### Records for the exercise
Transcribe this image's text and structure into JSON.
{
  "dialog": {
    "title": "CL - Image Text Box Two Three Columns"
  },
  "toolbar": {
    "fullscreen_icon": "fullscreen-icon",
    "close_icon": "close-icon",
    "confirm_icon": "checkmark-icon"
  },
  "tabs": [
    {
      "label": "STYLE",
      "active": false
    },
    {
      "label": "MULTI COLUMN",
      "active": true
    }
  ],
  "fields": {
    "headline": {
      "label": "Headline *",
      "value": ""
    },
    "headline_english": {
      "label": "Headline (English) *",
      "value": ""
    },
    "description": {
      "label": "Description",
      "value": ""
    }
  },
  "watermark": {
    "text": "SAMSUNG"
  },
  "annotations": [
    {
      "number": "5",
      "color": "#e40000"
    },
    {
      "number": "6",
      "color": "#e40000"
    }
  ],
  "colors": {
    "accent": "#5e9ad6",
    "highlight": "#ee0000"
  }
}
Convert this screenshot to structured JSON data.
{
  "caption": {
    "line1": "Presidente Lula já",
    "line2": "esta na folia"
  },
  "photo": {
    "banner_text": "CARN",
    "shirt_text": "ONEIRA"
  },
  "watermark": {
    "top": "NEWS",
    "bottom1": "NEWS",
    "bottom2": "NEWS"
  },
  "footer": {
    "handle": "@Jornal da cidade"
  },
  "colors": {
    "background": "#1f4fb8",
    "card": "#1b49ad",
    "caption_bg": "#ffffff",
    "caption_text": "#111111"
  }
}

### What you have to do
Copy, character for character, the lines from the line that holds "Convert this screenshot" through the final line of the records above.

### Reply
Convert this screenshot to structured JSON data.
{
  "caption": {
    "line1": "Presidente Lula já",
    "line2": "esta na folia"
  },
  "photo": {
    "banner_text": "CARN",
    "shirt_text": "ONEIRA"
  },
  "watermark": {
    "top": "NEWS",
    "bottom1": "NEWS",
    "bottom2": "NEWS"
  },
  "footer": {
    "handle": "@Jornal da cidade"
  },
  "colors": {
    "background": "#1f4fb8",
    "card": "#1b49ad",
    "caption_bg": "#ffffff",
    "caption_text": "#111111"
  }
}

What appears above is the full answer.